[BEGIN Dataset records]

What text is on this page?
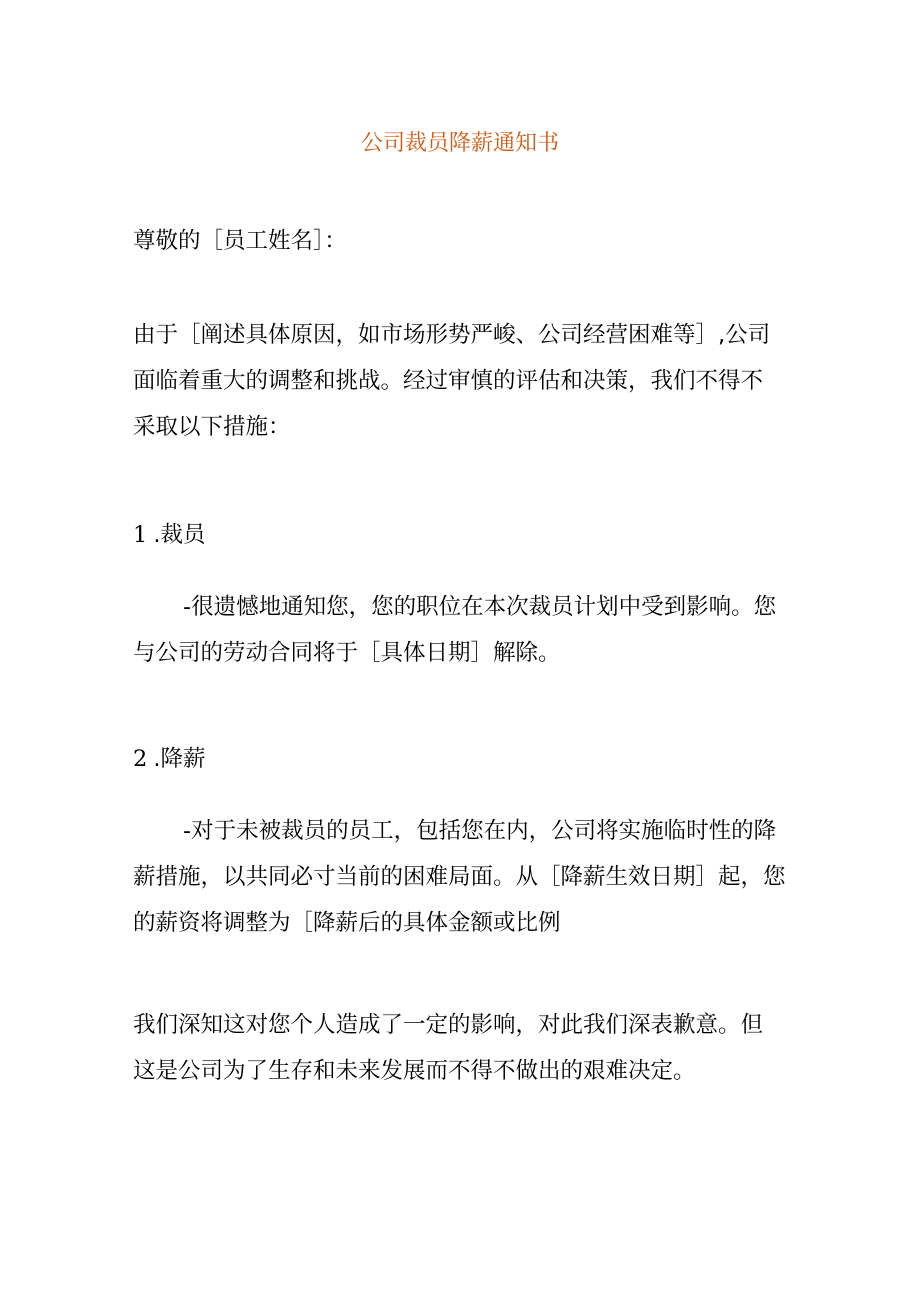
公司裁员降薪通知书
尊敬的［员工姓名］：
由于［阐述具体原因，如市场形势严峻、公司经营困难等］,公司
面临着重大的调整和挑战。经过审慎的评估和决策，我们不得不
采取以下措施：
1 .裁员
-很遗憾地通知您，您的职位在本次裁员计划中受到影响。您
与公司的劳动合同将于［具体日期］解除。
2 .降薪
-对于未被裁员的员工，包括您在内，公司将实施临时性的降
薪措施，以共同必寸当前的困难局面。从［降薪生效日期］起，您
的薪资将调整为［降薪后的具体金额或比例
我们深知这对您个人造成了一定的影响，对此我们深表歉意。但
这是公司为了生存和未来发展而不得不做出的艰难决定。
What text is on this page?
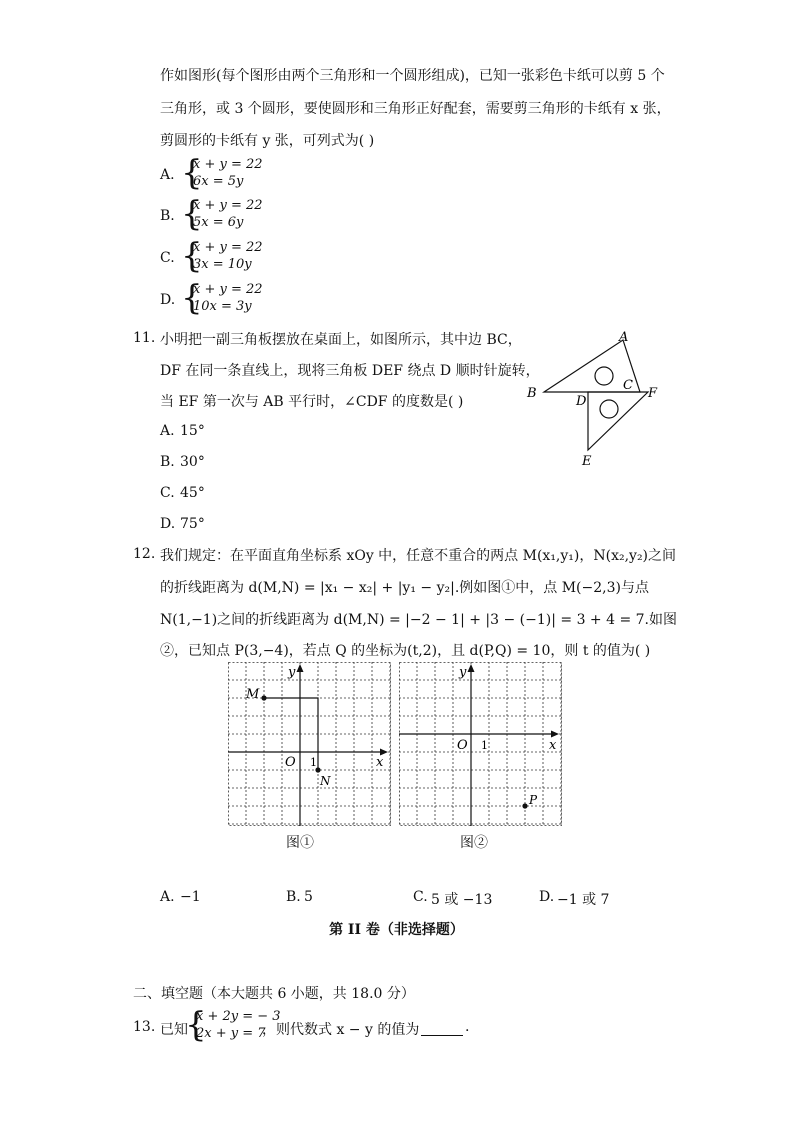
作如图形(每个图形由两个三角形和一个圆形组成)，已知一张彩色卡纸可以剪 5 个
三角形，或 3 个圆形，要使圆形和三角形正好配套，需要剪三角形的卡纸有 x 张，
剪圆形的卡纸有 y 张，可列式为( )
A. {
x + y = 22
6x = 5y
B. {
x + y = 22
5x = 6y
C. {
x + y = 22
3x = 10y
D. {
x + y = 22
10x = 3y
11. 小明把一副三角板摆放在桌面上，如图所示，其中边 BC，
DF 在同一条直线上，现将三角板 DEF 绕点 D 顺时针旋转，
当 EF 第一次与 AB 平行时，∠CDF 的度数是( )
A. 15°
B. 30°
C. 45°
D. 75°
A
B
C
D
F
E
12. 我们规定：在平面直角坐标系 xOy 中，任意不重合的两点 M(x₁,y₁)，N(x₂,y₂)之间
的折线距离为 d(M,N) = |x₁ − x₂| + |y₁ − y₂|.例如图①中，点 M(−2,3)与点
N(1,−1)之间的折线距离为 d(M,N) = |−2 − 1| + |3 − (−1)| = 3 + 4 = 7.如图
②，已知点 P(3,−4)，若点 Q 的坐标为(t,2)，且 d(P,Q) = 10，则 t 的值为( )
M
N
O 1	x
y
图①
P
O 1	x
y
图②
A. −1	B. 5	C. 5 或 −13	D. −1 或 7
第 II 卷（非选择题）
二、填空题（本大题共 6 小题，共 18.0 分）
13. 已知
{
x + 2y = − 3
2x + y = 7
，则代数式 x − y 的值为	.
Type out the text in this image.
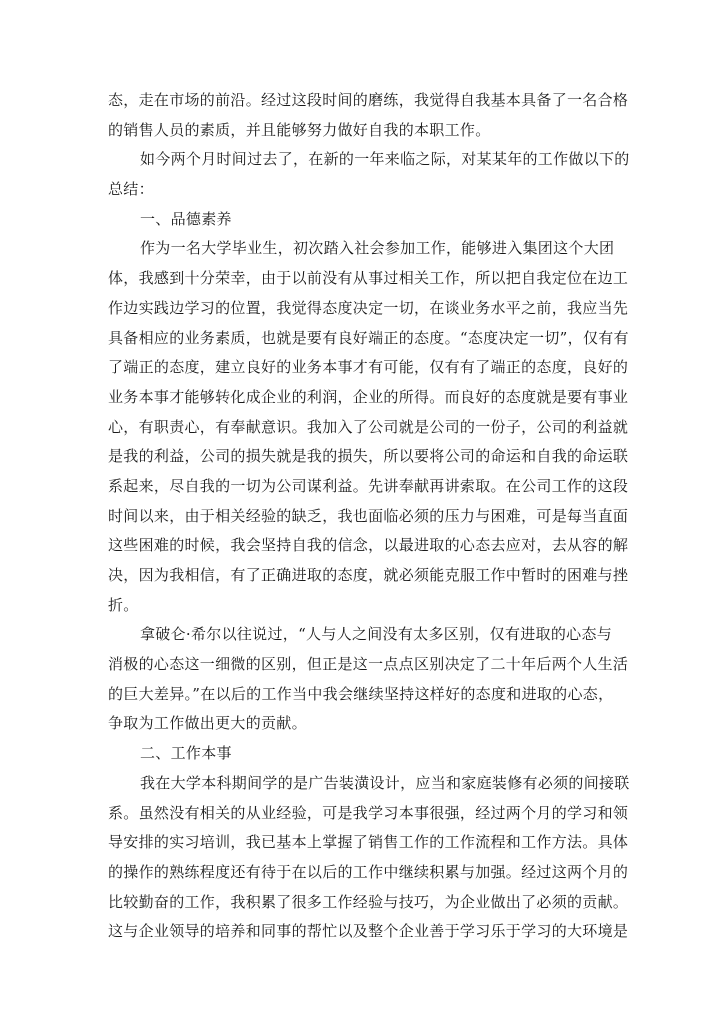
态，走在市场的前沿。经过这段时间的磨练，我觉得自我基本具备了一名合格
的销售人员的素质，并且能够努力做好自我的本职工作。
如今两个月时间过去了，在新的一年来临之际，对某某年的工作做以下的
总结：
一、品德素养
作为一名大学毕业生，初次踏入社会参加工作，能够进入集团这个大团
体，我感到十分荣幸，由于以前没有从事过相关工作，所以把自我定位在边工
作边实践边学习的位置，我觉得态度决定一切，在谈业务水平之前，我应当先
具备相应的业务素质，也就是要有良好端正的态度。“态度决定一切”，仅有有
了端正的态度，建立良好的业务本事才有可能，仅有有了端正的态度，良好的
业务本事才能够转化成企业的利润，企业的所得。而良好的态度就是要有事业
心，有职责心，有奉献意识。我加入了公司就是公司的一份子，公司的利益就
是我的利益，公司的损失就是我的损失，所以要将公司的命运和自我的命运联
系起来，尽自我的一切为公司谋利益。先讲奉献再讲索取。在公司工作的这段
时间以来，由于相关经验的缺乏，我也面临必须的压力与困难，可是每当直面
这些困难的时候，我会坚持自我的信念，以最进取的心态去应对，去从容的解
决，因为我相信，有了正确进取的态度，就必须能克服工作中暂时的困难与挫
折。
拿破仑·希尔以往说过，“人与人之间没有太多区别，仅有进取的心态与
消极的心态这一细微的区别，但正是这一点点区别决定了二十年后两个人生活
的巨大差异。”在以后的工作当中我会继续坚持这样好的态度和进取的心态，
争取为工作做出更大的贡献。
二、工作本事
我在大学本科期间学的是广告装潢设计，应当和家庭装修有必须的间接联
系。虽然没有相关的从业经验，可是我学习本事很强，经过两个月的学习和领
导安排的实习培训，我已基本上掌握了销售工作的工作流程和工作方法。具体
的操作的熟练程度还有待于在以后的工作中继续积累与加强。经过这两个月的
比较勤奋的工作，我积累了很多工作经验与技巧，为企业做出了必须的贡献。
这与企业领导的培养和同事的帮忙以及整个企业善于学习乐于学习的大环境是
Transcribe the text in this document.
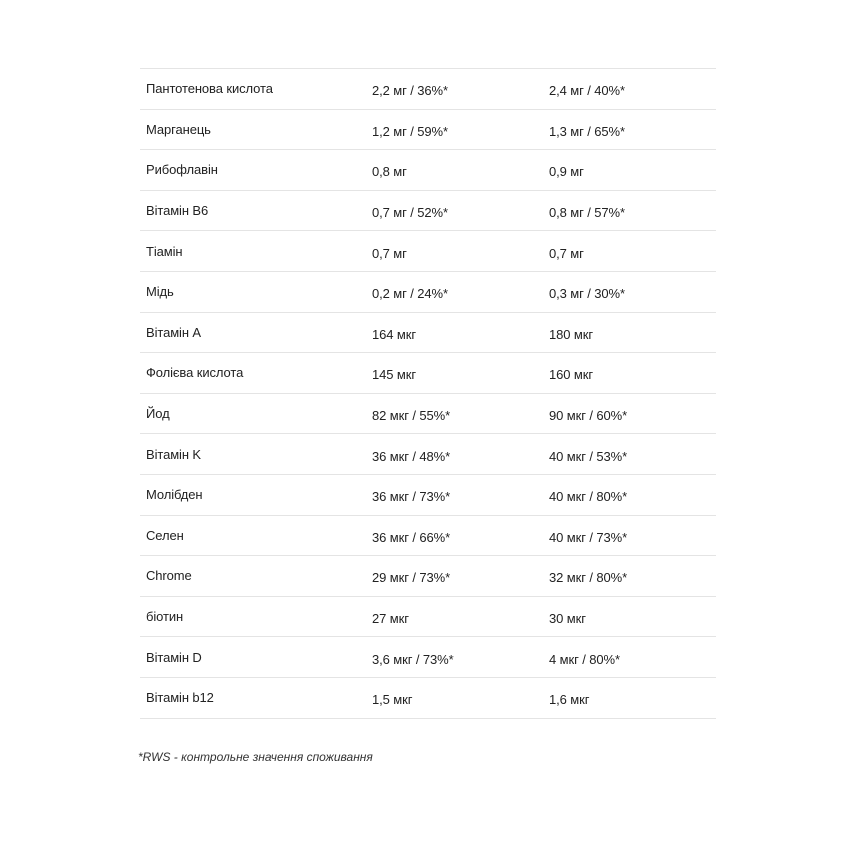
Пантотенова кислота	2,2 мг / 36%*	2,4 мг / 40%*
Марганець	1,2 мг / 59%*	1,3 мг / 65%*
Рибофлавін	0,8 мг	0,9 мг
Вітамін B6	0,7 мг / 52%*	0,8 мг / 57%*
Тіамін	0,7 мг	0,7 мг
Мідь	0,2 мг / 24%*	0,3 мг / 30%*
Вітамін A	164 мкг	180 мкг
Фолієва кислота	145 мкг	160 мкг
Йод	82 мкг / 55%*	90 мкг / 60%*
Вітамін K	36 мкг / 48%*	40 мкг / 53%*
Молібден	36 мкг / 73%*	40 мкг / 80%*
Селен	36 мкг / 66%*	40 мкг / 73%*
Chrome	29 мкг / 73%*	32 мкг / 80%*
біотин	27 мкг	30 мкг
Вітамін D	3,6 мкг / 73%*	4 мкг / 80%*
Вітамін b12	1,5 мкг	1,6 мкг
*RWS - контрольне значення споживання
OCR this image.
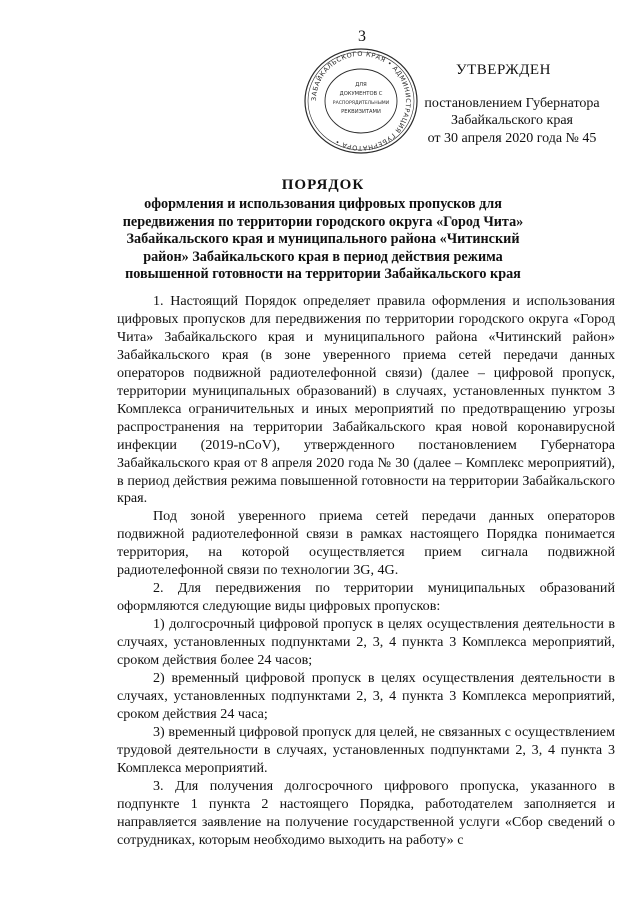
3
ЗАБАЙКАЛЬСКОГО КРАЯ • АДМИНИСТРАЦИЯ ГУБЕРНАТОРА •
ДЛЯ
ДОКУМЕНТОВ С
РАСПОРЯДИТЕЛЬНЫМИ
РЕКВИЗИТАМИ
УТВЕРЖДЕН
постановлением Губернатора
Забайкальского края
от 30 апреля 2020 года № 45
ПОРЯДОК
оформления и использования цифровых пропусков для передвижения по территории городского округа «Город Чита» Забайкальского края и муниципального района «Читинский район» Забайкальского края в период действия режима повышенной готовности на территории Забайкальского края

1. Настоящий Порядок определяет правила оформления и использования цифровых пропусков для передвижения по территории городского округа «Город Чита» Забайкальского края и муниципального района «Читинский район» Забайкальского края (в зоне уверенного приема сетей передачи данных операторов подвижной радиотелефонной связи) (далее – цифровой пропуск, территории муниципальных образований) в случаях, установленных пунктом 3 Комплекса ограничительных и иных мероприятий по предотвращению угрозы распространения на территории Забайкальского края новой коронавирусной инфекции (2019-nCoV), утвержденного постановлением Губернатора Забайкальского края от 8 апреля 2020 года № 30 (далее – Комплекс мероприятий), в период действия режима повышенной готовности на территории Забайкальского края.

Под зоной уверенного приема сетей передачи данных операторов подвижной радиотелефонной связи в рамках настоящего Порядка понимается территория, на которой осуществляется прием сигнала подвижной радиотелефонной связи по технологии 3G, 4G.

2. Для передвижения по территории муниципальных образований оформляются следующие виды цифровых пропусков:

1) долгосрочный цифровой пропуск в целях осуществления деятельности в случаях, установленных подпунктами 2, 3, 4 пункта 3 Комплекса мероприятий, сроком действия более 24 часов;

2) временный цифровой пропуск в целях осуществления деятельности в случаях, установленных подпунктами 2, 3, 4 пункта 3 Комплекса мероприятий, сроком действия 24 часа;

3) временный цифровой пропуск для целей, не связанных с осуществлением трудовой деятельности в случаях, установленных подпунктами 2, 3, 4 пункта 3 Комплекса мероприятий.

3. Для получения долгосрочного цифрового пропуска, указанного в подпункте 1 пункта 2 настоящего Порядка, работодателем заполняется и направляется заявление на получение государственной услуги «Сбор сведений о сотрудниках, которым необходимо выходить на работу» с
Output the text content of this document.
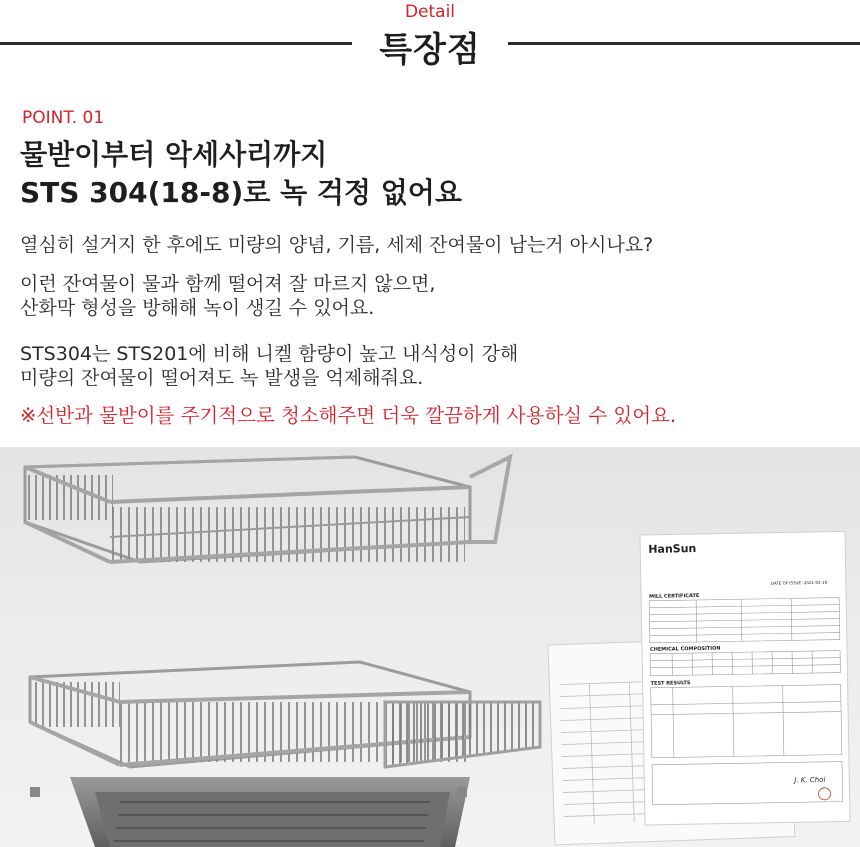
Detail
특장점
POINT. 01
물받이부터 악세사리까지
STS 304(18-8)로 녹 걱정 없어요
열심히 설거지 한 후에도 미량의 양념, 기름, 세제 잔여물이 남는거 아시나요?
이런 잔여물이 물과 함께 떨어져 잘 마르지 않으면,
산화막 형성을 방해해 녹이 생길 수 있어요.
STS304는 STS201에 비해 니켈 함량이 높고 내식성이 강해
미량의 잔여물이 떨어져도 녹 발생을 억제해줘요.
※선반과 물받이를 주기적으로 청소해주면 더욱 깔끔하게 사용하실 수 있어요.
HanSun
DATE OF ISSUE : 2021-03-16
MILL CERTIFICATE
CHEMICAL COMPOSITION
TEST RESULTS
J. K. Choi
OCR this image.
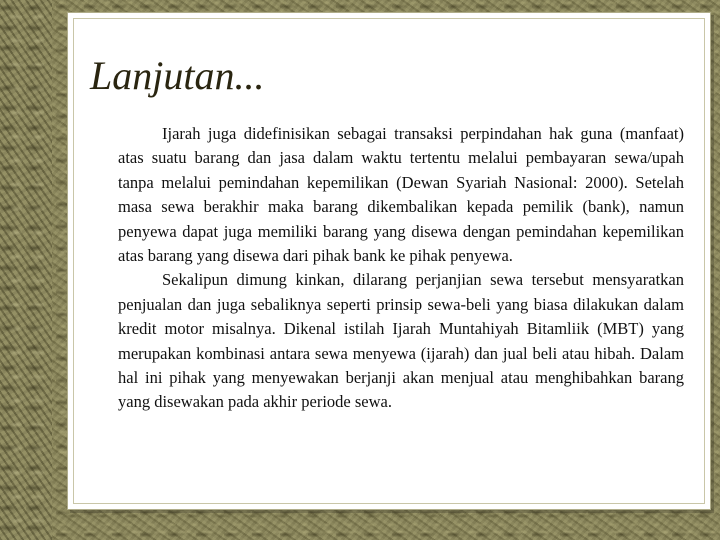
Lanjutan...

Ijarah juga didefinisikan sebagai transaksi perpindahan hak guna (manfaat) atas suatu barang dan jasa dalam waktu tertentu melalui pembayaran sewa/upah tanpa melalui pemindahan kepemilikan (Dewan Syariah Nasional: 2000). Setelah masa sewa berakhir maka barang dikembalikan kepada pemilik (bank), namun penyewa dapat juga memiliki barang yang disewa dengan pemindahan kepemilikan atas barang yang disewa dari pihak bank ke pihak penyewa.

Sekalipun dimung kinkan, dilarang perjanjian sewa tersebut mensyaratkan penjualan dan juga sebaliknya seperti prinsip sewa-beli yang biasa dilakukan dalam kredit motor misalnya. Dikenal istilah Ijarah Muntahiyah Bitamliik (MBT) yang merupakan kombinasi antara sewa menyewa (ijarah) dan jual beli atau hibah. Dalam hal ini pihak yang menyewakan berjanji akan menjual atau menghibahkan barang yang disewakan pada akhir periode sewa.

[END Dataset records]

What is needed: Copy all lines of the material above where the string "pihak" occurs.

Answer to this task:
Ijarah juga didefinisikan sebagai transaksi perpindahan hak guna (manfaat) atas suatu barang dan jasa dalam waktu tertentu melalui pembayaran sewa/upah tanpa melalui pemindahan kepemilikan (Dewan Syariah Nasional: 2000). Setelah masa sewa berakhir maka barang dikembalikan kepada pemilik (bank), namun penyewa dapat juga memiliki barang yang disewa dengan pemindahan kepemilikan atas barang yang disewa dari pihak bank ke pihak penyewa.
Sekalipun dimung kinkan, dilarang perjanjian sewa tersebut mensyaratkan penjualan dan juga sebaliknya seperti prinsip sewa-beli yang biasa dilakukan dalam kredit motor misalnya. Dikenal istilah Ijarah Muntahiyah Bitamliik (MBT) yang merupakan kombinasi antara sewa menyewa (ijarah) dan jual beli atau hibah. Dalam hal ini pihak yang menyewakan berjanji akan menjual atau menghibahkan barang yang disewakan pada akhir periode sewa.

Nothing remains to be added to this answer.